Provided records:
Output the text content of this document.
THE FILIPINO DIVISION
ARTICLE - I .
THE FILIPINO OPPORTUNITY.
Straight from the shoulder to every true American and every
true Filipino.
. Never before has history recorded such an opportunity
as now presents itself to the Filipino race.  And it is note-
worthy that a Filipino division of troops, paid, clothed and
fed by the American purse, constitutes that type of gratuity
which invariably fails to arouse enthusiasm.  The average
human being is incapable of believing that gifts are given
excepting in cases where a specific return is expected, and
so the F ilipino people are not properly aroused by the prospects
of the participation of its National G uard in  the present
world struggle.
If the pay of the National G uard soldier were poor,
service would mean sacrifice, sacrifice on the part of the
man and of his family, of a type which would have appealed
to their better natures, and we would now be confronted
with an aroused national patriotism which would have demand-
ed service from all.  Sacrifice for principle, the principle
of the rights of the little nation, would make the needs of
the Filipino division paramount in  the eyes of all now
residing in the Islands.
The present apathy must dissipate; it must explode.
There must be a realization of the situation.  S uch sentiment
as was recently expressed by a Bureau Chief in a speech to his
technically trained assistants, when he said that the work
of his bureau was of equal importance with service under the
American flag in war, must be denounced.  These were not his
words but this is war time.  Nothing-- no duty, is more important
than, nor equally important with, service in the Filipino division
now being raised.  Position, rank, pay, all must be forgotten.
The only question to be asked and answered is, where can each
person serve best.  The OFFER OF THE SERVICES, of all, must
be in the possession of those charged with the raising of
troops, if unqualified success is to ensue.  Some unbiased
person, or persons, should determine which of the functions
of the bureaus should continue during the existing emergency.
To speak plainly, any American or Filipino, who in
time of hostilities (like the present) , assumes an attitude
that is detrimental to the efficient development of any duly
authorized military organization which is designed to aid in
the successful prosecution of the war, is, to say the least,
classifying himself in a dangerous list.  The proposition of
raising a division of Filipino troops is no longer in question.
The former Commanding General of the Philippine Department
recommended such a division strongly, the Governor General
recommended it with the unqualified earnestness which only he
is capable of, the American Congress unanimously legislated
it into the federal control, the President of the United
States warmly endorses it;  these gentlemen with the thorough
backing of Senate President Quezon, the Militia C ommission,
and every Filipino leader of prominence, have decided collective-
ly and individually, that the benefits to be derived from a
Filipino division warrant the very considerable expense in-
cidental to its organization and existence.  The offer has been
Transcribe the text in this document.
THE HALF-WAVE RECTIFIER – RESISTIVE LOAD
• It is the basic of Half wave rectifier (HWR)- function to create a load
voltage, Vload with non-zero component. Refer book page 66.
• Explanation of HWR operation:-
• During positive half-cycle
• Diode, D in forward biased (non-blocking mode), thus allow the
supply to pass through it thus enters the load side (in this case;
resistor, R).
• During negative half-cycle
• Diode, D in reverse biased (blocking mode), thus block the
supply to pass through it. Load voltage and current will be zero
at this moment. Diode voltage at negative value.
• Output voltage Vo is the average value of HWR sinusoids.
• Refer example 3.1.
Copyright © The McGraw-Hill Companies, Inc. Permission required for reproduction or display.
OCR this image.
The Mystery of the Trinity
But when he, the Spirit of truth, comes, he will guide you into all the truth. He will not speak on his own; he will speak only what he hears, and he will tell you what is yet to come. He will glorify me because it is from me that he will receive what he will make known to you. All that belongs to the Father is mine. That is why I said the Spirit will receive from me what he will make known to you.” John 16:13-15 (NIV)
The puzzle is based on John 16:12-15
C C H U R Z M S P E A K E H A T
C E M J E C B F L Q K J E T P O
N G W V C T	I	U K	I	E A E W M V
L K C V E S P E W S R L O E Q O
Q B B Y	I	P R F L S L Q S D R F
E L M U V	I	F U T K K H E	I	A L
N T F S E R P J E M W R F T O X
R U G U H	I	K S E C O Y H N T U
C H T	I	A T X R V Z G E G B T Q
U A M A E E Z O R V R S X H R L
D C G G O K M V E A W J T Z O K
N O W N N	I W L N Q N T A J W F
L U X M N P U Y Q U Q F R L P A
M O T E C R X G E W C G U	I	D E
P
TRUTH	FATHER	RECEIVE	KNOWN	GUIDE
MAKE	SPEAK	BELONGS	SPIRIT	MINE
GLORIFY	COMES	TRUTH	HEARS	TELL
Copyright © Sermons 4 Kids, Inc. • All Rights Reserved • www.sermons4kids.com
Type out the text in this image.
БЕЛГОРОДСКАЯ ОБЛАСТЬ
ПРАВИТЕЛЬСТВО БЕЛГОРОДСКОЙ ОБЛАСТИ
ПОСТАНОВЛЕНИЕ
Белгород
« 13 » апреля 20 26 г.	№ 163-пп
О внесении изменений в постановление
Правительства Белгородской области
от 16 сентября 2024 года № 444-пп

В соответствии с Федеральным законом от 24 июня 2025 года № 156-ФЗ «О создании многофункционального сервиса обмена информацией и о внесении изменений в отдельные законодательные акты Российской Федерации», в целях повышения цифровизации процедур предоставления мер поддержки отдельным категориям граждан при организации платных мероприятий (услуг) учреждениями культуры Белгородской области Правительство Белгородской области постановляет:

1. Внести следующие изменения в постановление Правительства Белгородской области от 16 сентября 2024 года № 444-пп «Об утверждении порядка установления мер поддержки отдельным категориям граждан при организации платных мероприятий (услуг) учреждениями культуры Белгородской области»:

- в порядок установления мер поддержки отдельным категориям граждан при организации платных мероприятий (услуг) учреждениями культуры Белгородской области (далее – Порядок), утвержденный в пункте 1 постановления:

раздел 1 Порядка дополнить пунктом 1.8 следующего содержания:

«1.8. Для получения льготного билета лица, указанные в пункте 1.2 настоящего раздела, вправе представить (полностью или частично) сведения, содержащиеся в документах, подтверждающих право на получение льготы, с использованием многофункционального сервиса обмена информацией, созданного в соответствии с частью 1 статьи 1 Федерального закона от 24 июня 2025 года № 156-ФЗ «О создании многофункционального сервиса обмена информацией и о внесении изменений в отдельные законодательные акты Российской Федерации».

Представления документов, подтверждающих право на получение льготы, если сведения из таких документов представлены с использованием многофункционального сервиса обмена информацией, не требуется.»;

Short problem: Pick out the lines above containing the word "Diode", then copy them.

Reply:
• Diode, D in forward biased (non-blocking mode), thus allow the
• Diode, D in reverse biased (blocking mode), thus block the
at this moment. Diode voltage at negative value.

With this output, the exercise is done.